# Record excerpts:

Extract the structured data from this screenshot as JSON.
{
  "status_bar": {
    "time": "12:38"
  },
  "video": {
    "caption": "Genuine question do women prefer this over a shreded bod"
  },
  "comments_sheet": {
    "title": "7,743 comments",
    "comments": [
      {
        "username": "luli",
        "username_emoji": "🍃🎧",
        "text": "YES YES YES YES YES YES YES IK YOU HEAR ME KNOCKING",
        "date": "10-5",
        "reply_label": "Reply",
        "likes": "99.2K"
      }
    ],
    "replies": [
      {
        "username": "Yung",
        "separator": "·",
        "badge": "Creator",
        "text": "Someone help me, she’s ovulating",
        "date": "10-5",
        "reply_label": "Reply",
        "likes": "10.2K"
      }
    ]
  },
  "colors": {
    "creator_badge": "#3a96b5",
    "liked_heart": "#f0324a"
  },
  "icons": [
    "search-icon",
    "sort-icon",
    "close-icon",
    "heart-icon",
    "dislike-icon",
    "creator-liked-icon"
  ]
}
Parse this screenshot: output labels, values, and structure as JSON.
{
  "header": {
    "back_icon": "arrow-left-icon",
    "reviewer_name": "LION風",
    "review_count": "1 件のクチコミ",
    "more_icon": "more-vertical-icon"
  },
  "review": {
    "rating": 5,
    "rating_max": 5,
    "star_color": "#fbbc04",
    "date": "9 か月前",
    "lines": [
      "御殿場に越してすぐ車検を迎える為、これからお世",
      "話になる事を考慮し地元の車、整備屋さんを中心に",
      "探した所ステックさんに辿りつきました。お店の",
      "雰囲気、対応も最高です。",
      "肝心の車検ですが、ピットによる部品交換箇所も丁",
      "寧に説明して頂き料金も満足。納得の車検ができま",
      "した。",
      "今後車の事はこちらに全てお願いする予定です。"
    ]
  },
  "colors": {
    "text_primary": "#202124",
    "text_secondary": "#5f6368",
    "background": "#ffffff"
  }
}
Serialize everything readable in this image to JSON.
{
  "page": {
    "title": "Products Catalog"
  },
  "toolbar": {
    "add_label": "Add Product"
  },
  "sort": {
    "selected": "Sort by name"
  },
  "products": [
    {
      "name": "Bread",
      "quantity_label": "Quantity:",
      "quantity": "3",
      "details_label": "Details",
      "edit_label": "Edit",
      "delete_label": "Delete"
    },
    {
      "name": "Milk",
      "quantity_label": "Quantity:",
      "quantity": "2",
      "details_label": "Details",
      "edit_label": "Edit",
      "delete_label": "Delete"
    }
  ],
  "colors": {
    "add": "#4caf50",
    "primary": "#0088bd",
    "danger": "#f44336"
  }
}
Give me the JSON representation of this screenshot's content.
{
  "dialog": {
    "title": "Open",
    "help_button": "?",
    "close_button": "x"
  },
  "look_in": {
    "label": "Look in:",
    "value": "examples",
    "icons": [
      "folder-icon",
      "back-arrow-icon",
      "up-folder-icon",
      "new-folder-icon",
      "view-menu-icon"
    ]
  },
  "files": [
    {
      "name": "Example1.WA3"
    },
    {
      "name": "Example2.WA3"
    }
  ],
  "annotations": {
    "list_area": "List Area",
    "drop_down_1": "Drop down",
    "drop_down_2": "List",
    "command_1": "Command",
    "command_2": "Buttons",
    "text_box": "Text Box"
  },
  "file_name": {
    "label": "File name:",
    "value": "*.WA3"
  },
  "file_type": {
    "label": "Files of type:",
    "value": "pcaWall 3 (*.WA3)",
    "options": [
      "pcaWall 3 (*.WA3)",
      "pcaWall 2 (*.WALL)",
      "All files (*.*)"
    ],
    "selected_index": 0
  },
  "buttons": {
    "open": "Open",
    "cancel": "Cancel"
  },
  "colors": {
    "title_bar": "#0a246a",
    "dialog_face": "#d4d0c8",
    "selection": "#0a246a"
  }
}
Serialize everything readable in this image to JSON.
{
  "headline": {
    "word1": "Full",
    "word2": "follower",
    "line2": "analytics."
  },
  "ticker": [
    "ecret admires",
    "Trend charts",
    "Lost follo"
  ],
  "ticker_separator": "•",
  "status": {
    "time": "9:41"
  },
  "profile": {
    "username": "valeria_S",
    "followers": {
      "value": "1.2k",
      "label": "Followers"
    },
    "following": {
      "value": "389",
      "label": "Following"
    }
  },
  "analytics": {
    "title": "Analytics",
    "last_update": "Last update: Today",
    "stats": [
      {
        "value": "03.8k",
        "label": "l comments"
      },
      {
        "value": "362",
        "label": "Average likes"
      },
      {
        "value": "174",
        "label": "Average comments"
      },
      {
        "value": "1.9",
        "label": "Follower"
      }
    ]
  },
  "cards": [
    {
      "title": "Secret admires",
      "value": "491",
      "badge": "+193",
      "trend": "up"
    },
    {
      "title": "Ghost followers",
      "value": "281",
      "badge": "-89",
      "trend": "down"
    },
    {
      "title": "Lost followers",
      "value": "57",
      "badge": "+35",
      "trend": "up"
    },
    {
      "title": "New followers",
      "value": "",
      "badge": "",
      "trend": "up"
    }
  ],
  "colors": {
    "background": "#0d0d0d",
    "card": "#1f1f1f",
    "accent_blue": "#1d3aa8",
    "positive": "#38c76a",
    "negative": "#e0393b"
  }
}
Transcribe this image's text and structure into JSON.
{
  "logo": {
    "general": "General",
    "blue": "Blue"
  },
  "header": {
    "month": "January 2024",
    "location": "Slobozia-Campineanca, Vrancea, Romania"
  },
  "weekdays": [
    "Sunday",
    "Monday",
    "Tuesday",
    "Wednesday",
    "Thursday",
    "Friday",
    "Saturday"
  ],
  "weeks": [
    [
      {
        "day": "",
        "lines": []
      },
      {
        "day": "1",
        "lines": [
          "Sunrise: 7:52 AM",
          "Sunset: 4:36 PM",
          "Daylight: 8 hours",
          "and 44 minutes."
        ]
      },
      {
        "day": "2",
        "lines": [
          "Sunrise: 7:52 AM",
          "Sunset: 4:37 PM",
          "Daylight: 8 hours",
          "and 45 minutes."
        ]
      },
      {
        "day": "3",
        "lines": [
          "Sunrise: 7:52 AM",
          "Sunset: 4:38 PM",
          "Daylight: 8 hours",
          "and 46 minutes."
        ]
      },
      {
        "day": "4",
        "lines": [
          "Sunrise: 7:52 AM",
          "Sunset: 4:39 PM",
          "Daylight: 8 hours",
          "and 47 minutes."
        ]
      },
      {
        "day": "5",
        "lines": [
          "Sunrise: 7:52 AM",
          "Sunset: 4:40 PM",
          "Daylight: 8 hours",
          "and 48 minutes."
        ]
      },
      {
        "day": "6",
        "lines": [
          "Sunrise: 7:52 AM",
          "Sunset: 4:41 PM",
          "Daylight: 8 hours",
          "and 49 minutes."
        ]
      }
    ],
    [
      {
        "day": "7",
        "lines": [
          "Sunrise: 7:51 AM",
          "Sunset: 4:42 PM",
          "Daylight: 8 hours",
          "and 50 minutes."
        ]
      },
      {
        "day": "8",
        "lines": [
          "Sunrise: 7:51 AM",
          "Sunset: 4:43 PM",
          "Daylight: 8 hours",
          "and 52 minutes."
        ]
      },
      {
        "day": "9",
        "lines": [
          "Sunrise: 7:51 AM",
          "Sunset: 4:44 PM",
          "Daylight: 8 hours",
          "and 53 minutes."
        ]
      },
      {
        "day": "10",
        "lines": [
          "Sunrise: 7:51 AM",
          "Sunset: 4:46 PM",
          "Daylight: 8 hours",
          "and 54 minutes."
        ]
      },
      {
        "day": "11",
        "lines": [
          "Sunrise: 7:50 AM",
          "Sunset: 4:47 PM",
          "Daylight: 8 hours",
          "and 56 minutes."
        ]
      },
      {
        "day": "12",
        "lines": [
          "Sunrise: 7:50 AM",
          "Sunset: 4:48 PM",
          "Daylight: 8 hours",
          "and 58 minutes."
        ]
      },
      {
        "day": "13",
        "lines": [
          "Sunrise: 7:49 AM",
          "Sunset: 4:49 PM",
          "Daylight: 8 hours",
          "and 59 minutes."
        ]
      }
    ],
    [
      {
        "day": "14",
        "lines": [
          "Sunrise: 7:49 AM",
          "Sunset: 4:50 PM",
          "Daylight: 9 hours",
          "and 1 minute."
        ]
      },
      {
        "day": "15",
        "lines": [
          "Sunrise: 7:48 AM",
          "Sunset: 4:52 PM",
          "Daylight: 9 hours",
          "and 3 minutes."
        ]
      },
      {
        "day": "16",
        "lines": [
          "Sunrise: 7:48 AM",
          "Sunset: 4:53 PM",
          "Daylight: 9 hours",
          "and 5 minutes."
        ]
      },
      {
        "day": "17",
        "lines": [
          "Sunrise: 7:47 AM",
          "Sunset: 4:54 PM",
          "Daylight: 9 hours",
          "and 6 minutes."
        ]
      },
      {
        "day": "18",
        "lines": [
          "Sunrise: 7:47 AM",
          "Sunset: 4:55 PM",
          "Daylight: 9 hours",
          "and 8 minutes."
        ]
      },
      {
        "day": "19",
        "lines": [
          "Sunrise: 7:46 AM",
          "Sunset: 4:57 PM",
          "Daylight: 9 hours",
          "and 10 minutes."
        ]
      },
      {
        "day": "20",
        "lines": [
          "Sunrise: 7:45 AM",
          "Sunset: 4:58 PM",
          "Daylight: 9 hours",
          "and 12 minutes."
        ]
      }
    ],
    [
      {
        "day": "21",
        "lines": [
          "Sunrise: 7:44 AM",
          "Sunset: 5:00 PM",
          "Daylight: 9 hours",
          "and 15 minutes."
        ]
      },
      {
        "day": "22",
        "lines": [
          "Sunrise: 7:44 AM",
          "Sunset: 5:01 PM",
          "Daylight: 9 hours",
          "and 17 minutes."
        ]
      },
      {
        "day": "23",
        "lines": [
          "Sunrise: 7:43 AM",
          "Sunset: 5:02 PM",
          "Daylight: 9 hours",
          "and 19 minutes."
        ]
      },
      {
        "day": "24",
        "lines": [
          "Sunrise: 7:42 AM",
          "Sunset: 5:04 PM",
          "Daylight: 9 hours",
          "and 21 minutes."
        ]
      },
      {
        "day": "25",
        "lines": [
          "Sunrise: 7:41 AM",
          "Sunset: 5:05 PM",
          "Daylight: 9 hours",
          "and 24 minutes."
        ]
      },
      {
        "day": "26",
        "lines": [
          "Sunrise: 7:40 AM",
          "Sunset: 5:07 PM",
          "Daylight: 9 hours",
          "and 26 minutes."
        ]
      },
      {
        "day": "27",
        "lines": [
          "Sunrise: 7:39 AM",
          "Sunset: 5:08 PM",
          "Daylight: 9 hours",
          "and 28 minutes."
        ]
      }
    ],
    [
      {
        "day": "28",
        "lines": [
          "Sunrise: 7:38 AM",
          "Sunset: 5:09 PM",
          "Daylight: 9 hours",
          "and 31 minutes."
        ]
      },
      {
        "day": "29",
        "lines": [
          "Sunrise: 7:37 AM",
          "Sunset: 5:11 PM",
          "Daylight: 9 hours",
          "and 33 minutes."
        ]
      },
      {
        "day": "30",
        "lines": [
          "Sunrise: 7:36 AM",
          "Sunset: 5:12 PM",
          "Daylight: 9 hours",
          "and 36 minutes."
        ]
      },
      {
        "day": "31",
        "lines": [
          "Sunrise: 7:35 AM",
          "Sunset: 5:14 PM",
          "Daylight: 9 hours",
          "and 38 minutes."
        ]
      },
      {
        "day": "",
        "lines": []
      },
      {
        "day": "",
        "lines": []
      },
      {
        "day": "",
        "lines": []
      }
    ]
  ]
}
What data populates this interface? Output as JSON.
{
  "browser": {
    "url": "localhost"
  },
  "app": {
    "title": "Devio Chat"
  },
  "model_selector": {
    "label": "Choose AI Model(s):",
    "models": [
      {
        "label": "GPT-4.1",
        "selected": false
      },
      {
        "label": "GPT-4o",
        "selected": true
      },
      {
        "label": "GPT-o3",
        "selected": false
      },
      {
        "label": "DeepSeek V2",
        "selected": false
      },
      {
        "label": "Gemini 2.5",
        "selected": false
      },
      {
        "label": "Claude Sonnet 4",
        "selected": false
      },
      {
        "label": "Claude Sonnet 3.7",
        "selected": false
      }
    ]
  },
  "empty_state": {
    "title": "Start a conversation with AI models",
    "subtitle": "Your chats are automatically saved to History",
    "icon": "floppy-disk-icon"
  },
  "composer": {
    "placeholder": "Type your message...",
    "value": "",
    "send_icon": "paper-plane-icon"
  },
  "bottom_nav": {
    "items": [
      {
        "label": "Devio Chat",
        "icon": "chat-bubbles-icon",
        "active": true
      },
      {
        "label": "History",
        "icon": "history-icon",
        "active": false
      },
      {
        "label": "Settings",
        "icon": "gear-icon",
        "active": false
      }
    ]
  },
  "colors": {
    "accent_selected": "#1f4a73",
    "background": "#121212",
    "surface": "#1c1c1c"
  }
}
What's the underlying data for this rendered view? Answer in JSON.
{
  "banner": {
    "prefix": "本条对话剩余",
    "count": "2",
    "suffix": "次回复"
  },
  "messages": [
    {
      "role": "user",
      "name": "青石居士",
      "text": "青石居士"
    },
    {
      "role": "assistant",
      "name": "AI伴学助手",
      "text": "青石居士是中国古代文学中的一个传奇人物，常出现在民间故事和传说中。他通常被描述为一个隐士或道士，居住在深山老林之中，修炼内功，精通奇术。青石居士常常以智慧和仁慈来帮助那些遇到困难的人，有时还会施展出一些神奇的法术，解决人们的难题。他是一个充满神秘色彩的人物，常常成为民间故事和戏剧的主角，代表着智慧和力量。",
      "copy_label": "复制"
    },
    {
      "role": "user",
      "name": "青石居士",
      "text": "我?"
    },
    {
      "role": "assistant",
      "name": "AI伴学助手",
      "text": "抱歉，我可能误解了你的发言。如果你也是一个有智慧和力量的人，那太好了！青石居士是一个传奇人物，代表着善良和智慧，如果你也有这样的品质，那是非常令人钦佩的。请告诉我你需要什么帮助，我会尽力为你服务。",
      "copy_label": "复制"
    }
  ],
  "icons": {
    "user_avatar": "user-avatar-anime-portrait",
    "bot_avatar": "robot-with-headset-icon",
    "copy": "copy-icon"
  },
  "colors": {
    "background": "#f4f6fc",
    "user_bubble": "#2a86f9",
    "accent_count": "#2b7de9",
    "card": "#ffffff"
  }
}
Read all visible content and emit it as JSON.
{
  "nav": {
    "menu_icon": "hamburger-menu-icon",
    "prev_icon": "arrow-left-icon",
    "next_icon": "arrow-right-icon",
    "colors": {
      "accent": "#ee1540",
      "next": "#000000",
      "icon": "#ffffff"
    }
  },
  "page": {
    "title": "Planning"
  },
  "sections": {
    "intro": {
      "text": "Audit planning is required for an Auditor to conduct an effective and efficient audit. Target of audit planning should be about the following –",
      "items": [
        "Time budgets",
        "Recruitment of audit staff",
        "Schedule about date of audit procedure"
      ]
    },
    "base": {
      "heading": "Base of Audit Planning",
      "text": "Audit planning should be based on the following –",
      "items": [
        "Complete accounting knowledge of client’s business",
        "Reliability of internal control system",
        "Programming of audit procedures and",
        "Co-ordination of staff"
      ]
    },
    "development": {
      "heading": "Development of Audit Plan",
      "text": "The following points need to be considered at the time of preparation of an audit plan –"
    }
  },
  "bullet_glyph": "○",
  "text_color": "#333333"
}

# Problem:
Using the records given above, list every line that includes the word "Average".

# Output below:
        "label": "Average likes"
        "label": "Average comments"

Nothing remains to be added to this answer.